**Description of the task**:
Identify the lines in the data below that contain "Budget" and give only how many there are.

>> Begin Recorded data

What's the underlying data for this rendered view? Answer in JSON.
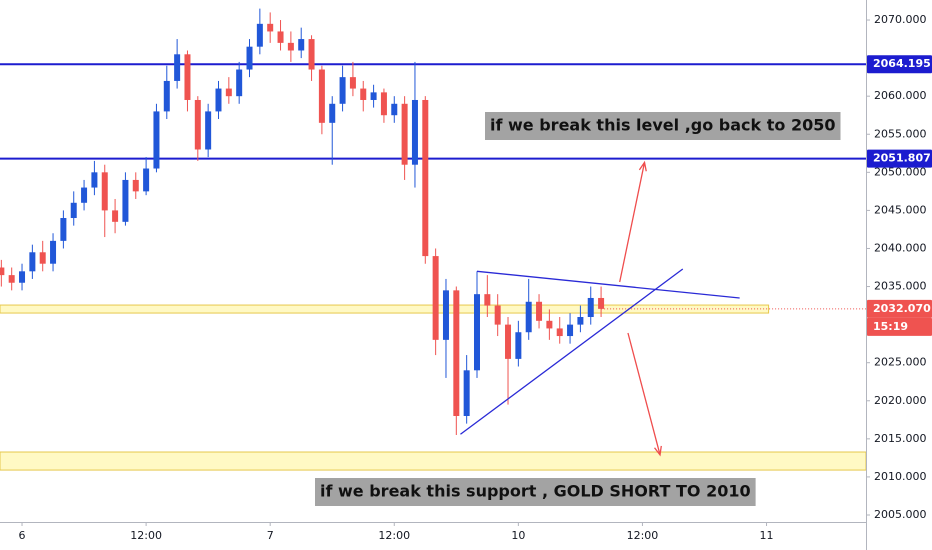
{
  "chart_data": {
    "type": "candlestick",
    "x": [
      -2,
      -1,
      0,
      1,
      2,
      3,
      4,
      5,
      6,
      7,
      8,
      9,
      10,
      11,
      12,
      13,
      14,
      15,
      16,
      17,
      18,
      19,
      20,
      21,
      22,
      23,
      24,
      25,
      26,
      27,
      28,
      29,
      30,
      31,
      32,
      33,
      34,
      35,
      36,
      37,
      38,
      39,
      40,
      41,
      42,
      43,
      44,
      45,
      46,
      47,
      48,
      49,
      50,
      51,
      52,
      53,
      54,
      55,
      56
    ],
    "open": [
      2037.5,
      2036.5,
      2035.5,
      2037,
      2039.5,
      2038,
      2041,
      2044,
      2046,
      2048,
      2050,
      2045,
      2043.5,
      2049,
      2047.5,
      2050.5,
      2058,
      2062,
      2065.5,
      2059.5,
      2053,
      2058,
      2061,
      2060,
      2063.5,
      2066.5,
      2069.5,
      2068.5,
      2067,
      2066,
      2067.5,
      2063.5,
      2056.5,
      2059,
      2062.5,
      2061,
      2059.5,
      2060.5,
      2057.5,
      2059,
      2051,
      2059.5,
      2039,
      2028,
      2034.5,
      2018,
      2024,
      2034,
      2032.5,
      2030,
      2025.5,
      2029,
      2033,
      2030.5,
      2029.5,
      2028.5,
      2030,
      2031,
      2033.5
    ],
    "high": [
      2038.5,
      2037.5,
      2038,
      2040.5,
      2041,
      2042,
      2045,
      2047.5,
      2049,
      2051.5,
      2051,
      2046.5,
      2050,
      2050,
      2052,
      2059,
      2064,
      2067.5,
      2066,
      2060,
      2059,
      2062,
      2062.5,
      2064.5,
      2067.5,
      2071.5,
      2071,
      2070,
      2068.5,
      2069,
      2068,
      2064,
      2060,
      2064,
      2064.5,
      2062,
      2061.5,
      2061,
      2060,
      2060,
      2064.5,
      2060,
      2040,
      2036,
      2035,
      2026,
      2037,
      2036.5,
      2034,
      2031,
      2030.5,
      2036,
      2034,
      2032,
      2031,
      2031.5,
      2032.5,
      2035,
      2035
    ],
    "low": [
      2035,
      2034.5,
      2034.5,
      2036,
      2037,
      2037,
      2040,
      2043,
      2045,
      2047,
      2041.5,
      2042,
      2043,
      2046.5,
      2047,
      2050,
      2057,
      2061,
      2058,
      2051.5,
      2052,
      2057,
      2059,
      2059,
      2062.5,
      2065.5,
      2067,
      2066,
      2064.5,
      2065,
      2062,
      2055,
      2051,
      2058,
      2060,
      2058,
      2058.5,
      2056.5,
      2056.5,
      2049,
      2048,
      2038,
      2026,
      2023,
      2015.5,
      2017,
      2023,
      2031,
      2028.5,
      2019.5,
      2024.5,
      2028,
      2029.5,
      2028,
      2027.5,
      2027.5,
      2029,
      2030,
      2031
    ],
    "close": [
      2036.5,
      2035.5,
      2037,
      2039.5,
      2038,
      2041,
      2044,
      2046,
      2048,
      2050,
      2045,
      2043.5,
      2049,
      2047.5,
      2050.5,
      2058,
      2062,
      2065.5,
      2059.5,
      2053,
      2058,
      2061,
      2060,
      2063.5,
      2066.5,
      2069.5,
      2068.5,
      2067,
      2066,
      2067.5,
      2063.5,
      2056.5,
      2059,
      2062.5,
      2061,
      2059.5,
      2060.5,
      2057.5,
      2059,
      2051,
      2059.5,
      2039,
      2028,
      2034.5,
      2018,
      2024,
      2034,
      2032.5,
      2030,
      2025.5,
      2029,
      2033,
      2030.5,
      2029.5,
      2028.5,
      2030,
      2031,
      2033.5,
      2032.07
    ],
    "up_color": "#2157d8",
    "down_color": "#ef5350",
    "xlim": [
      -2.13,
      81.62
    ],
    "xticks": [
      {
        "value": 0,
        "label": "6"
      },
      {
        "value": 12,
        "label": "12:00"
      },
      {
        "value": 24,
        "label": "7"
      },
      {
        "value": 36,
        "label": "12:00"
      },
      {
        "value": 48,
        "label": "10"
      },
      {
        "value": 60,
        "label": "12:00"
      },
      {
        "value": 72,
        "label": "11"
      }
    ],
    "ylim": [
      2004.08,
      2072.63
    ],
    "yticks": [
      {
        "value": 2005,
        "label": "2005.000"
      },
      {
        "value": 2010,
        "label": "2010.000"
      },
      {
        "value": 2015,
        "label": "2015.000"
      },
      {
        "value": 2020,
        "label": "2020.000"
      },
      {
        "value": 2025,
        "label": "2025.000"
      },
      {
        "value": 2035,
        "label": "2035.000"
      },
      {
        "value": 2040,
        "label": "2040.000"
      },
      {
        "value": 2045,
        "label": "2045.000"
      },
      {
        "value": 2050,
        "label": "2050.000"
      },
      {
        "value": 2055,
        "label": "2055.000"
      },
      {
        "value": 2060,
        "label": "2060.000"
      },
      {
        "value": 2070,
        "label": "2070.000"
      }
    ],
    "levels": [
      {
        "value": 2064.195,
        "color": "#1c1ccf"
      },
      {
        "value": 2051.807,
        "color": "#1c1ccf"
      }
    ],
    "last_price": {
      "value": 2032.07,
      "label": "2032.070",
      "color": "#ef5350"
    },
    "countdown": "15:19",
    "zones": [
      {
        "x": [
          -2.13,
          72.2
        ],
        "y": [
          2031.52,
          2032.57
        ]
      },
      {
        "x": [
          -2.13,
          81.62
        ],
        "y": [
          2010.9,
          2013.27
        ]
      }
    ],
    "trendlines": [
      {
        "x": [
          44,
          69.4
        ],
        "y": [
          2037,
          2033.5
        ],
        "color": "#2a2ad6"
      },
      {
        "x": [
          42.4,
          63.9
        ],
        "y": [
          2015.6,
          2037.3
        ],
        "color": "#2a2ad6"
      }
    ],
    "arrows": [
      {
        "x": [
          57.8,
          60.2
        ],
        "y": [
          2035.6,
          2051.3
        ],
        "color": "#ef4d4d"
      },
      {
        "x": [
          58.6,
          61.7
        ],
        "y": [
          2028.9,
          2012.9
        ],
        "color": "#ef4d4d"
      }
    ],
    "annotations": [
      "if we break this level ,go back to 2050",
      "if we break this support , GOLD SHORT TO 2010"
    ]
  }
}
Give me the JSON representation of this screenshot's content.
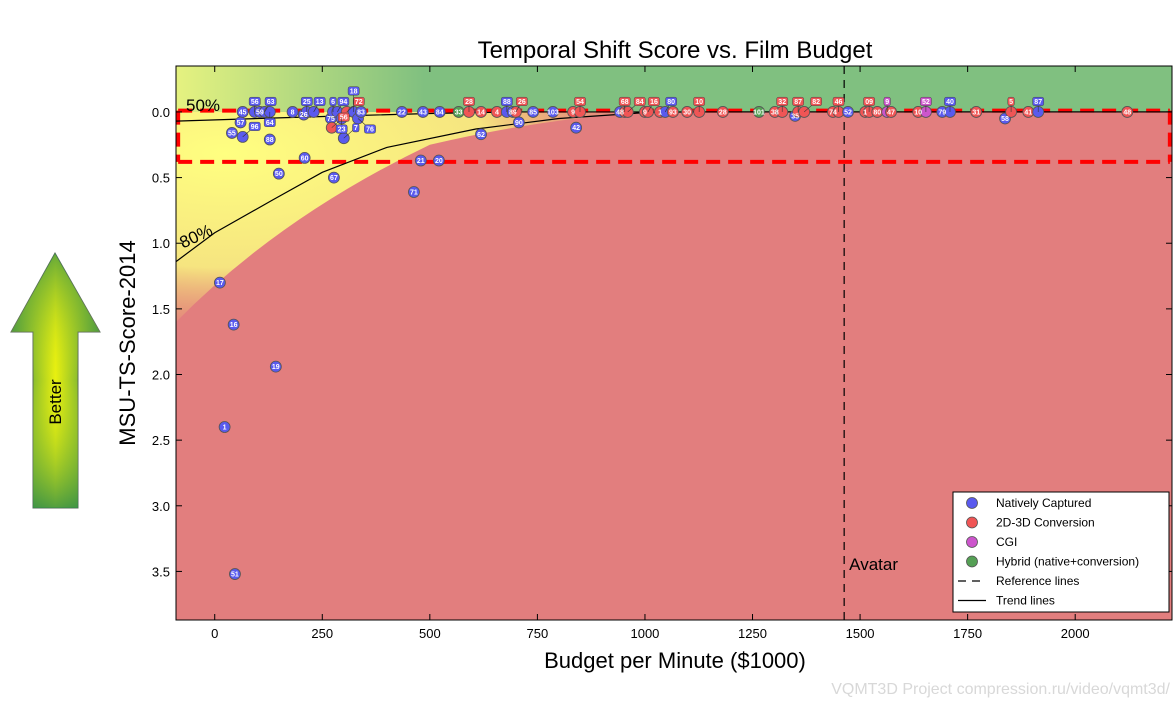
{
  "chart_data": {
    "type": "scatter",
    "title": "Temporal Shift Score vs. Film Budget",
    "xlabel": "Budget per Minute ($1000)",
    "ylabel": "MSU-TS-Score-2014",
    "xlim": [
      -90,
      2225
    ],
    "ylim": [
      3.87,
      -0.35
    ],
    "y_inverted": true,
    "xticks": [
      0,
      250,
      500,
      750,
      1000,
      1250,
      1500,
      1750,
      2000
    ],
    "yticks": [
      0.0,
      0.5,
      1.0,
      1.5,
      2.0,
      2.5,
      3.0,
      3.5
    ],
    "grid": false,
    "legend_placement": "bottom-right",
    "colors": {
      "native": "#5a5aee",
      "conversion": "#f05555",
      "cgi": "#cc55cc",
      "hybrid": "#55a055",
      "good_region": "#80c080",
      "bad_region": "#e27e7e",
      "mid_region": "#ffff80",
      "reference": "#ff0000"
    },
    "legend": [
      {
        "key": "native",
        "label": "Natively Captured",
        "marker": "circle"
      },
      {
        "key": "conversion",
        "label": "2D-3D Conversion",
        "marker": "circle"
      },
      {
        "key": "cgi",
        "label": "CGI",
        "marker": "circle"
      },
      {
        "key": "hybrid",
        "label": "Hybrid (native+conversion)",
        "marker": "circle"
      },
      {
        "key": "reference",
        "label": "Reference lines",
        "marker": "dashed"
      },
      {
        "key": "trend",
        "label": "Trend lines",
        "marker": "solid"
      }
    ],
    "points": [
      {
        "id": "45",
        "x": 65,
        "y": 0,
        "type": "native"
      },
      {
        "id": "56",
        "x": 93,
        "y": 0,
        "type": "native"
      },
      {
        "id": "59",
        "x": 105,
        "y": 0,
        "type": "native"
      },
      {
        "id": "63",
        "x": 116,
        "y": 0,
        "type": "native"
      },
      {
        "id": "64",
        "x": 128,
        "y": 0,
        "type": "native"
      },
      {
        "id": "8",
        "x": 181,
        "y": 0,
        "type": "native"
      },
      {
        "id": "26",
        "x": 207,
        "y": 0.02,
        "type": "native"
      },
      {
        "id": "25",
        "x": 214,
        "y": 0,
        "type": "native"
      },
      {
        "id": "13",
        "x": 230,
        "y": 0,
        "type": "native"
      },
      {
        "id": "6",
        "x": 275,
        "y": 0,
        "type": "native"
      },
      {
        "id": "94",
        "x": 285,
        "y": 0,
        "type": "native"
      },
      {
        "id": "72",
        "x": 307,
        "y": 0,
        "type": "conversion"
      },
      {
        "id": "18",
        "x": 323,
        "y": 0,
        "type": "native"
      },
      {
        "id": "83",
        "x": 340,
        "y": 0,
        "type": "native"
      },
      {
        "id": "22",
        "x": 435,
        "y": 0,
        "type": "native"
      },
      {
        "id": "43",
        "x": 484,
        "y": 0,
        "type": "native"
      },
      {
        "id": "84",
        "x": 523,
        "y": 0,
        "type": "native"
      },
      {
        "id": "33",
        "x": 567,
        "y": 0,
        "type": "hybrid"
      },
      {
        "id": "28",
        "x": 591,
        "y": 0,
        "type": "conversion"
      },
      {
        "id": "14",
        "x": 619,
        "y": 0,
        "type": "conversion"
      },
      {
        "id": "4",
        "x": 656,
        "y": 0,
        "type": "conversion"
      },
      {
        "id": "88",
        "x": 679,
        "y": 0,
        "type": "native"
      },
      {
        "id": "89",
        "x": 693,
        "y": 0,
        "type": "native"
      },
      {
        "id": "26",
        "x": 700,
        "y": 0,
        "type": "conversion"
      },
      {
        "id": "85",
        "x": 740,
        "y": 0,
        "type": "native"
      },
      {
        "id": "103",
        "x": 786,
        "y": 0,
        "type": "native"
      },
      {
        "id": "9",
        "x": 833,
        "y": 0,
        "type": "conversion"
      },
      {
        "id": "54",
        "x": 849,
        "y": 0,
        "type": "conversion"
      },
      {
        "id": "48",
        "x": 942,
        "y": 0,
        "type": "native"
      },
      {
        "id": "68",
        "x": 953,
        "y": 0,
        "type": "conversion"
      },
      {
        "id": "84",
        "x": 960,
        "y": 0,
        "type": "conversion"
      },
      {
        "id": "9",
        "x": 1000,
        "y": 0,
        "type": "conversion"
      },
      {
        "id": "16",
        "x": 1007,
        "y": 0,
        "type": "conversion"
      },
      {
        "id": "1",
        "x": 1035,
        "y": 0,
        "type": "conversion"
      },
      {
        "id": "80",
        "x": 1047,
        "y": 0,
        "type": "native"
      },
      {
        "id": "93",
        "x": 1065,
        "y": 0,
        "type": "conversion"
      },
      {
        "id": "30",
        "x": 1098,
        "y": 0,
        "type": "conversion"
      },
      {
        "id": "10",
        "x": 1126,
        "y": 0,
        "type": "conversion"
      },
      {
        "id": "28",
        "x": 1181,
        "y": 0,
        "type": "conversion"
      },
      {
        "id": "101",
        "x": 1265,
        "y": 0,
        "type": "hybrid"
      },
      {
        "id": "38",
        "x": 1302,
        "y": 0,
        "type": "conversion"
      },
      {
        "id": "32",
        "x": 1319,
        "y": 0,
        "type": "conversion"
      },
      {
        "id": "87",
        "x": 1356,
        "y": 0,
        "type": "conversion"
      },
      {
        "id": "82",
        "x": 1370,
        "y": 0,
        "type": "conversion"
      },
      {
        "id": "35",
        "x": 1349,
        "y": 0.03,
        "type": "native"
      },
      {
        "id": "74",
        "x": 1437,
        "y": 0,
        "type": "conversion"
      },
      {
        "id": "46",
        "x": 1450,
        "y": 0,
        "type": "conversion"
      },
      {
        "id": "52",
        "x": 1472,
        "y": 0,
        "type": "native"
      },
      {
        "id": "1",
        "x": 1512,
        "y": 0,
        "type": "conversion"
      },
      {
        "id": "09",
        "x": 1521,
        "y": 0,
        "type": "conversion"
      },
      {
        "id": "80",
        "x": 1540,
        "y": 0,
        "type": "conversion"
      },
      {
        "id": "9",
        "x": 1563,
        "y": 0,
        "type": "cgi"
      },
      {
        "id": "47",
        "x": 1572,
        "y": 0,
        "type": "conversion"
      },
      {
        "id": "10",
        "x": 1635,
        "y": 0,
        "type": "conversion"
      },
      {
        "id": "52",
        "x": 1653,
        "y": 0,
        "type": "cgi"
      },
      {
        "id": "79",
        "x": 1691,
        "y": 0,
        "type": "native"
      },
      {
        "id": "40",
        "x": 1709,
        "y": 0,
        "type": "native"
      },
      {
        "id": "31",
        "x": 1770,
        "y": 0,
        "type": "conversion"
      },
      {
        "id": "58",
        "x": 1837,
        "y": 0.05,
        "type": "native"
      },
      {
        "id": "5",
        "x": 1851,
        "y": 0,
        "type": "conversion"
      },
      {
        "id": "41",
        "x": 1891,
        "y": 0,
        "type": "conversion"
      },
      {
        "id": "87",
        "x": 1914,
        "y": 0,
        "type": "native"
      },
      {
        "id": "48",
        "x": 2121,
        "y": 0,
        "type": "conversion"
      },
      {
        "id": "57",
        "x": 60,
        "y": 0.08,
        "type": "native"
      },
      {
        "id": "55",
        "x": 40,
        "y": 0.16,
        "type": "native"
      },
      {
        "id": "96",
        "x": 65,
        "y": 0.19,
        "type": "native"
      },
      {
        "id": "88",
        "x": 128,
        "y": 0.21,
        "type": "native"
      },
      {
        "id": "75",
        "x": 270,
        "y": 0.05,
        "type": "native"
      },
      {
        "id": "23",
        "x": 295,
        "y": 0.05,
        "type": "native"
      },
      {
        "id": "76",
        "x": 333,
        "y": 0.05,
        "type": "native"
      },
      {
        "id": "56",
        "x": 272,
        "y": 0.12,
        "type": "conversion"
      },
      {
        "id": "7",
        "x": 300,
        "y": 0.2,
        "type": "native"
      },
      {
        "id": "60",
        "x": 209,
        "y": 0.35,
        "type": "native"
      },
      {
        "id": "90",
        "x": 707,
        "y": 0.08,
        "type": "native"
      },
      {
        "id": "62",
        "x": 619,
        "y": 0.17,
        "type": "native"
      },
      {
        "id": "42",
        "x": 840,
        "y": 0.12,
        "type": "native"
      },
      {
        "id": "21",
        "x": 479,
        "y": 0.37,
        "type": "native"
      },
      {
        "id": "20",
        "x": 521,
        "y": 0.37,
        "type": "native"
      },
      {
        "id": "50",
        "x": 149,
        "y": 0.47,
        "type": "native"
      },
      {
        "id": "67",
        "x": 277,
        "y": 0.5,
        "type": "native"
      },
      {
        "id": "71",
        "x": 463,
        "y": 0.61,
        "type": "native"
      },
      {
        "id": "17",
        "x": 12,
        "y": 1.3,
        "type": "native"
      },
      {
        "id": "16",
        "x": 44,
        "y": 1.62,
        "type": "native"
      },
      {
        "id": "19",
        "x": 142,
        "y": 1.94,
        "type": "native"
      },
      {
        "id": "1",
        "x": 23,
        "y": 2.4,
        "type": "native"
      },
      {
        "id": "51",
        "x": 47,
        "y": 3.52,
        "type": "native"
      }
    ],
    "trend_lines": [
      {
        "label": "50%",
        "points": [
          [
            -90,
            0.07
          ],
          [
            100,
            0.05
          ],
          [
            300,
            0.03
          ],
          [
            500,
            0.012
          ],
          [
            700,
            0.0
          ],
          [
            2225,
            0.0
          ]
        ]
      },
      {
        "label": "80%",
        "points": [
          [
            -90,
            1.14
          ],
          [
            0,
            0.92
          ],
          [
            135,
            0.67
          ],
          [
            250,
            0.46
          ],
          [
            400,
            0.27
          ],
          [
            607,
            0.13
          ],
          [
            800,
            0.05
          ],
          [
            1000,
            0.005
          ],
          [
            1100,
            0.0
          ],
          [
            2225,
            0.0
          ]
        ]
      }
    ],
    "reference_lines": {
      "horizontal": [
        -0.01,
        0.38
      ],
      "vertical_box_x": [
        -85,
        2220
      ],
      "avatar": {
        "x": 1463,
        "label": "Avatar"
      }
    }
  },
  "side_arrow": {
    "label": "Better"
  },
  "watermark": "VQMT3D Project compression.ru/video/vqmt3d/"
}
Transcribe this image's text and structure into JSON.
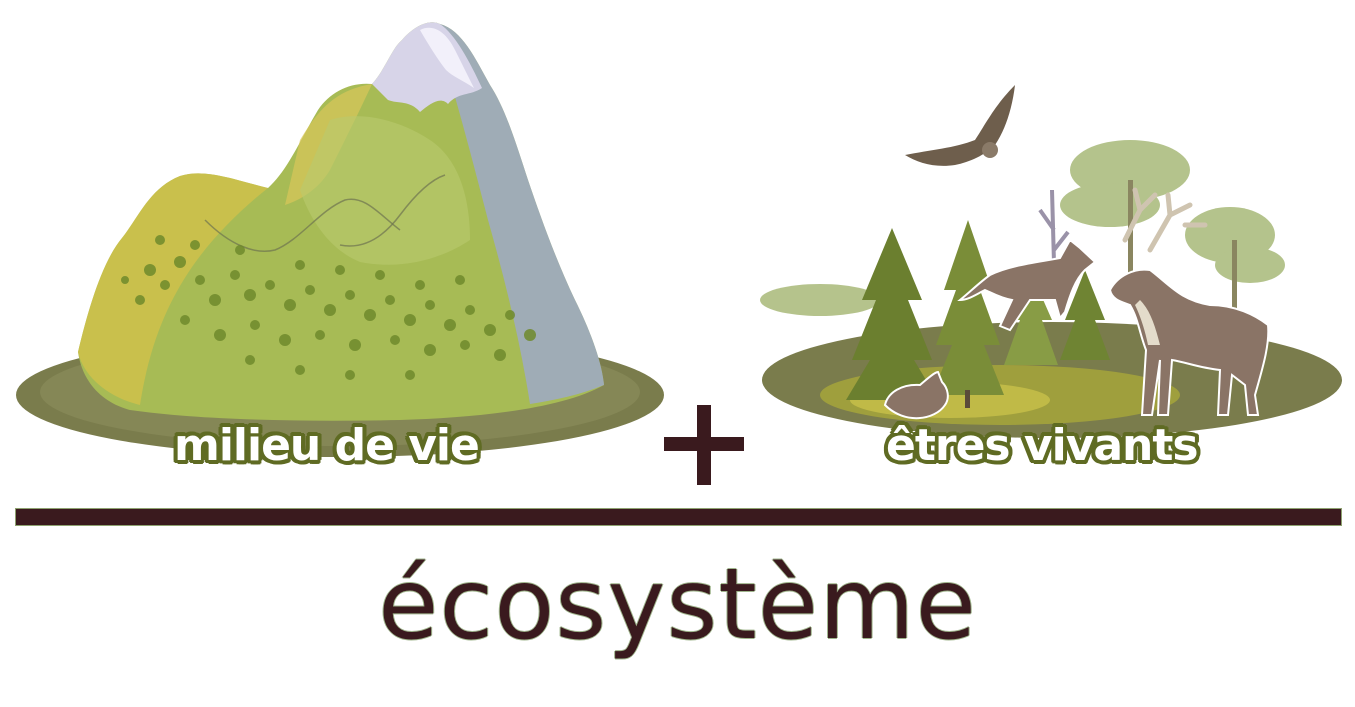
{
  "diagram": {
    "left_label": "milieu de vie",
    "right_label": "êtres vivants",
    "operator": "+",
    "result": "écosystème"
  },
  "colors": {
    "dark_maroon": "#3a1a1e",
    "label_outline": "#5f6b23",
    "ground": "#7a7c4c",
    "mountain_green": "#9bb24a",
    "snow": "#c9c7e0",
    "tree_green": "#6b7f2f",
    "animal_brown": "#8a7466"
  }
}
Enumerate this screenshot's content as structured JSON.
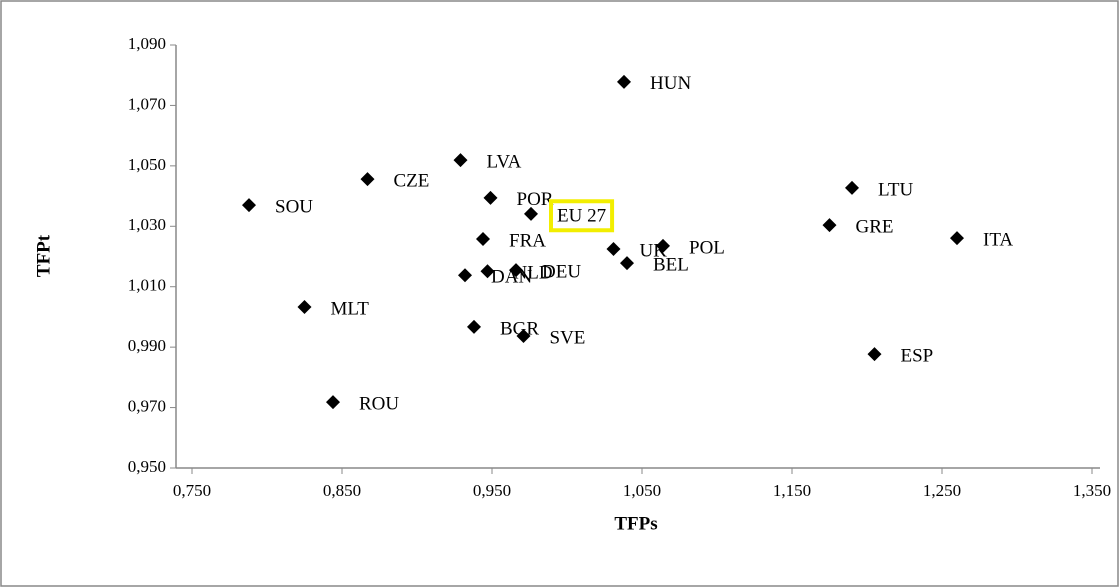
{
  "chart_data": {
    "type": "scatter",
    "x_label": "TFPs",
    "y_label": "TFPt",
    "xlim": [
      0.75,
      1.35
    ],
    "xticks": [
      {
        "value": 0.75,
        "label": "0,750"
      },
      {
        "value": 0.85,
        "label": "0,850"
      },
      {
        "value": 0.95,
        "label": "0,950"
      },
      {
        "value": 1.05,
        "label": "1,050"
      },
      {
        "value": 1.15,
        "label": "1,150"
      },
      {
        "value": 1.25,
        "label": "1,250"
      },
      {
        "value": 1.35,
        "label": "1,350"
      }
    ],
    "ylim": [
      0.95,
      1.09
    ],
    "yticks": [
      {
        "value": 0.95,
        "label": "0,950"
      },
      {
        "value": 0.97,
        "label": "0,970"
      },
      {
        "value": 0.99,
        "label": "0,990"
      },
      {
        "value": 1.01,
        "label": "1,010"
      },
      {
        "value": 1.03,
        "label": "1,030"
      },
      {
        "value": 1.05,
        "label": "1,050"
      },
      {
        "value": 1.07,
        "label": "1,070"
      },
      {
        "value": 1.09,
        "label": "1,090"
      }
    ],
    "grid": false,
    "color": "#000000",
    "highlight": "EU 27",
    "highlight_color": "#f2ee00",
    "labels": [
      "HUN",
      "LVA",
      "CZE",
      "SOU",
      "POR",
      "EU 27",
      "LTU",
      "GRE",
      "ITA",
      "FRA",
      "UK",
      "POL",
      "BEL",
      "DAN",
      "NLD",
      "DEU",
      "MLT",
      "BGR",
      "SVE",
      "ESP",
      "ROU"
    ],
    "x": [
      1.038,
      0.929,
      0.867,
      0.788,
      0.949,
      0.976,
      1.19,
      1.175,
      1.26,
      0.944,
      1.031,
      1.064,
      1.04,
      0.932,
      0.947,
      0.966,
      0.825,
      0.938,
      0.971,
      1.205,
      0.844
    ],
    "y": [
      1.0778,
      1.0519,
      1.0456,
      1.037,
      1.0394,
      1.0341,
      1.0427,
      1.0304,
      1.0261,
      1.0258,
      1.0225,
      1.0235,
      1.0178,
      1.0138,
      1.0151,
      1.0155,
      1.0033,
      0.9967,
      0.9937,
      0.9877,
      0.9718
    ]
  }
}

>> End Recorded data

**Finished exercise**:
2